» Exercise description
Gather all lines with the word "JSON" in them.

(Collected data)

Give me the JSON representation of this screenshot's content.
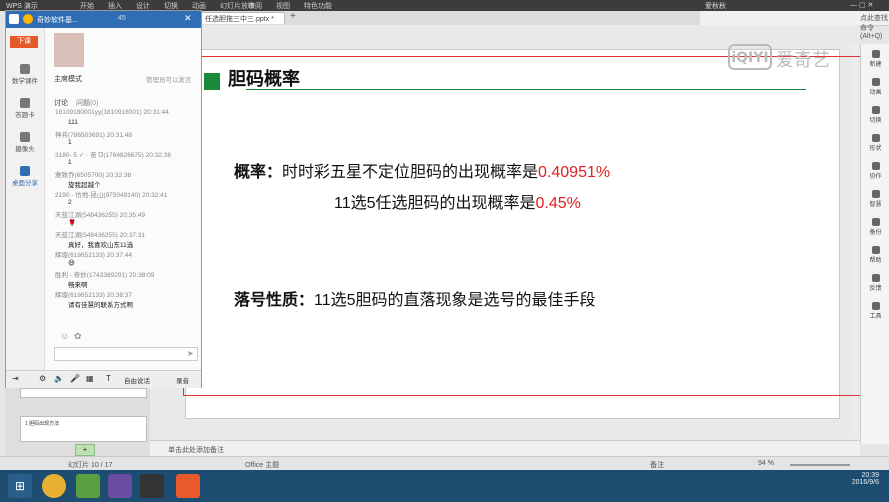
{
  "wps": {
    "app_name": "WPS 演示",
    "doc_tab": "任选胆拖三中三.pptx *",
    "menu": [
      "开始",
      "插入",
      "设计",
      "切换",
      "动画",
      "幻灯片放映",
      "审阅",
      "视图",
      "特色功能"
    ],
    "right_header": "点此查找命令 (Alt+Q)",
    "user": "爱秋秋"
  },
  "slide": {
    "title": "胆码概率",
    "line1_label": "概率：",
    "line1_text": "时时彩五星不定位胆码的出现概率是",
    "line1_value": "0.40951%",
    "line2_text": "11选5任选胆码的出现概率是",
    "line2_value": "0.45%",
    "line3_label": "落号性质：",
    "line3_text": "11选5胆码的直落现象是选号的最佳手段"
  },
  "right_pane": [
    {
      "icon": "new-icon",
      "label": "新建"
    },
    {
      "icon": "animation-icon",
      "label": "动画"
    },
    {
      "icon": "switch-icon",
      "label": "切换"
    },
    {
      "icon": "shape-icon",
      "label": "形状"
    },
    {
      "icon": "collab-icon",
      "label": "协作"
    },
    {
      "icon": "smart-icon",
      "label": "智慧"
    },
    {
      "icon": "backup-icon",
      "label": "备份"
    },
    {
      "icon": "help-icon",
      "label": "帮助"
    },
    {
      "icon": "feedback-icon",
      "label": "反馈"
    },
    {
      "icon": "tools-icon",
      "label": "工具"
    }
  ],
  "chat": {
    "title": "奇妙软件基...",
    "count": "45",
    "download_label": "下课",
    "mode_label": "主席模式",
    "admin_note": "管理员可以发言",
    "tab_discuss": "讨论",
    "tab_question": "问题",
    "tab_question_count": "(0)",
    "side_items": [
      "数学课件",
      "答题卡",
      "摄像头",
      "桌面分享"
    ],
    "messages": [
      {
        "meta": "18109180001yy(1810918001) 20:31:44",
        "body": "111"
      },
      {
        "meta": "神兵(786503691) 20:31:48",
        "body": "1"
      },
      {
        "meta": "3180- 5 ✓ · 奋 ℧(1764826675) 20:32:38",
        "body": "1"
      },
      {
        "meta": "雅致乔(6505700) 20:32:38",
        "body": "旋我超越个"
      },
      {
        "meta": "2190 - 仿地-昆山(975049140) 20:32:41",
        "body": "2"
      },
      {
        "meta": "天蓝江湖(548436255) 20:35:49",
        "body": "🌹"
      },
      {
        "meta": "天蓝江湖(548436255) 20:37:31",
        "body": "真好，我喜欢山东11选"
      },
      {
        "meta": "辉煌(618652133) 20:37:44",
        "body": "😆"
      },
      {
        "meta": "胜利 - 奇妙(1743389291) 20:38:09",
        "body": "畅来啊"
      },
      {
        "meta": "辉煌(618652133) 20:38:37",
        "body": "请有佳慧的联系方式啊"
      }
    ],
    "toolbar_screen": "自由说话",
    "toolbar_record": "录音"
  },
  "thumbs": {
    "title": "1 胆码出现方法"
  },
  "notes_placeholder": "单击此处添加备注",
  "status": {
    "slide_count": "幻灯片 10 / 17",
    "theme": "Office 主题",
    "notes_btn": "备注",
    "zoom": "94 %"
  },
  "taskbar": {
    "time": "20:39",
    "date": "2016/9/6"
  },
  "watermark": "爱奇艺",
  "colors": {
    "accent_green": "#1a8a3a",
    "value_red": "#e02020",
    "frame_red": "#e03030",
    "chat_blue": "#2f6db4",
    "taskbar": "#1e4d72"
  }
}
...
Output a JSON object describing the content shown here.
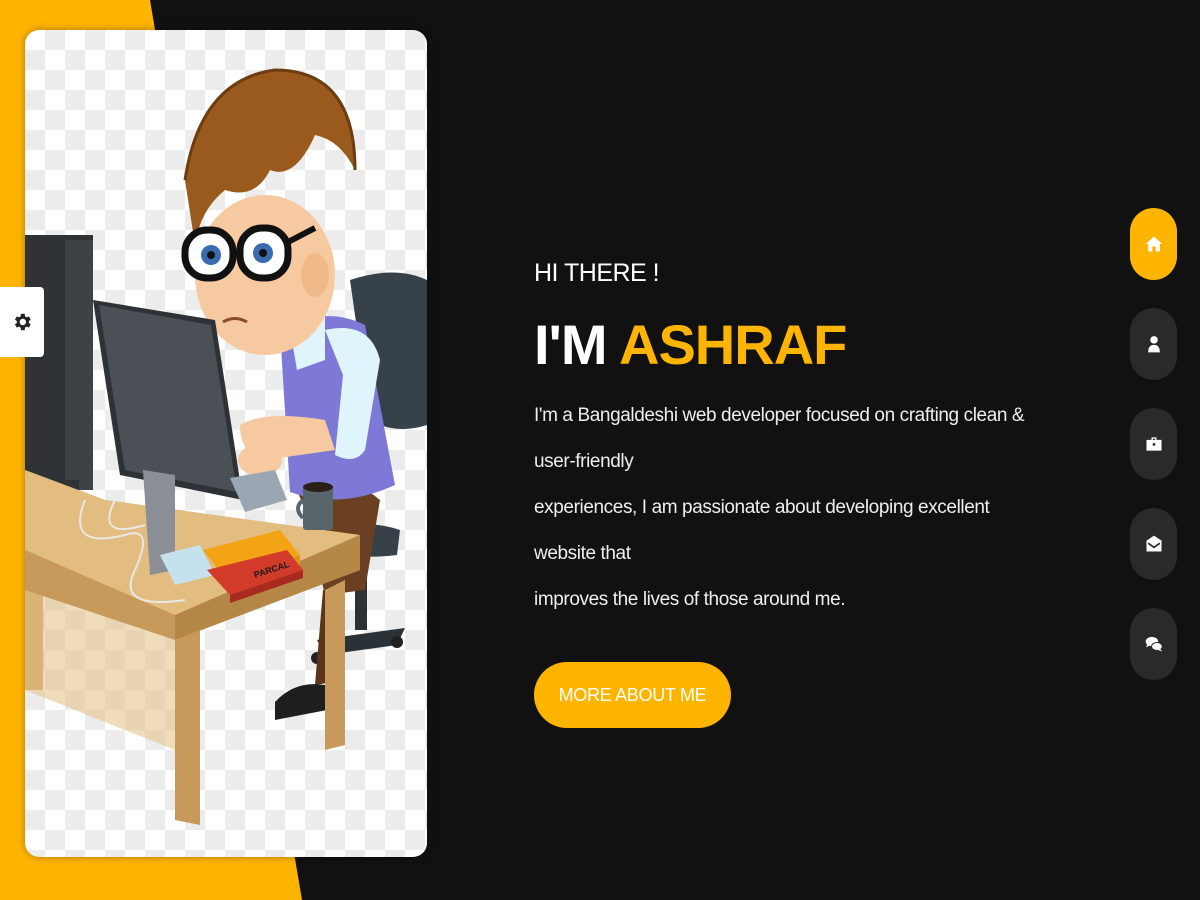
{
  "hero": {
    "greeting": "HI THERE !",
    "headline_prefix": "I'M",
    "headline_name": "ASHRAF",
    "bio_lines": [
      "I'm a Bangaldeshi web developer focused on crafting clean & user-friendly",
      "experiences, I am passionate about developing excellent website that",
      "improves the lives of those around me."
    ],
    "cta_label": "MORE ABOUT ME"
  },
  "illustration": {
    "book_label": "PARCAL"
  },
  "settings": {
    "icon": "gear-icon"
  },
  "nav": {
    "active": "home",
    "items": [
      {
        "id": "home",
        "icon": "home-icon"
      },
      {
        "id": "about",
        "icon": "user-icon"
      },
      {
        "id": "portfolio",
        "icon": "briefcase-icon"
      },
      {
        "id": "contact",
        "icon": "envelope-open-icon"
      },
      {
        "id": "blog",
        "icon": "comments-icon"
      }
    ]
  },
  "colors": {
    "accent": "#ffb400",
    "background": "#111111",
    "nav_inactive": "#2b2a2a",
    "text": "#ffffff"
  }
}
--
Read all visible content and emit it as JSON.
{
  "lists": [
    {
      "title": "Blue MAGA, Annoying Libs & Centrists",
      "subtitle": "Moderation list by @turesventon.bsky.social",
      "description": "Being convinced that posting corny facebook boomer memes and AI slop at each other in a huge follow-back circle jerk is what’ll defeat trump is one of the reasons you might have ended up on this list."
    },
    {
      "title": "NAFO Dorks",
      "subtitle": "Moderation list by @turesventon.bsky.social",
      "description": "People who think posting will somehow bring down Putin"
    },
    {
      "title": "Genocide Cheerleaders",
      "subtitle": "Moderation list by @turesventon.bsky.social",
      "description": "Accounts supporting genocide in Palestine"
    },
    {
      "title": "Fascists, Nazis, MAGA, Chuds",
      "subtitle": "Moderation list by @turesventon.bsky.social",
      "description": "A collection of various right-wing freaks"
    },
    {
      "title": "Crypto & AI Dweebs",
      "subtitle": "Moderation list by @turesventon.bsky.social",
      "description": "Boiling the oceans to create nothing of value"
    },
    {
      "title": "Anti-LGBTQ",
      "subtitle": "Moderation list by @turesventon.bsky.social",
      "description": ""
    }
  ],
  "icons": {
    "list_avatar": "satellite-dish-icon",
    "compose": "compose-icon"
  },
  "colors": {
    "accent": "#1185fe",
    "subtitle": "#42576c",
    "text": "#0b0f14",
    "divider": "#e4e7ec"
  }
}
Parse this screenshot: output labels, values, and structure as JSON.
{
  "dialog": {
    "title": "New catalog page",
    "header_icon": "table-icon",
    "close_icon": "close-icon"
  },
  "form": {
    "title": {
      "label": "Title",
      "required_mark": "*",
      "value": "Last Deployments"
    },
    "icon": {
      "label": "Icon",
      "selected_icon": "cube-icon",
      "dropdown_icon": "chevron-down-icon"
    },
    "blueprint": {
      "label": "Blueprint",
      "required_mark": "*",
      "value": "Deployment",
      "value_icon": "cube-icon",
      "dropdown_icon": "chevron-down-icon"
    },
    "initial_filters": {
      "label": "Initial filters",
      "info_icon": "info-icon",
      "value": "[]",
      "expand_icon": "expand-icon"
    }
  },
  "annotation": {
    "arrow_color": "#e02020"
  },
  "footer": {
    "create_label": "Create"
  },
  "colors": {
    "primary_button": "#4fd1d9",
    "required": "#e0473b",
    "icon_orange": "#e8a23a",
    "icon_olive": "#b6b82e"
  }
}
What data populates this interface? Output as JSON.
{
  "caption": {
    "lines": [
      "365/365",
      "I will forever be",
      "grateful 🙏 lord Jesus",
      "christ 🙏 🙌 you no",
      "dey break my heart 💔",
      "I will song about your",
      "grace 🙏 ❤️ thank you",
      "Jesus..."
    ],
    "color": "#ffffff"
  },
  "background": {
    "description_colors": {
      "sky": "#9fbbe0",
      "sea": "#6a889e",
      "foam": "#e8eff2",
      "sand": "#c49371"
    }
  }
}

» Solved problem
Give me the JSON representation of this screenshot's content.
Output a JSON object describing the content shown here.
Read all visible content and emit it as JSON.
Parse this screenshot: output labels, values, and structure as JSON.
What data populates this interface? Output as JSON.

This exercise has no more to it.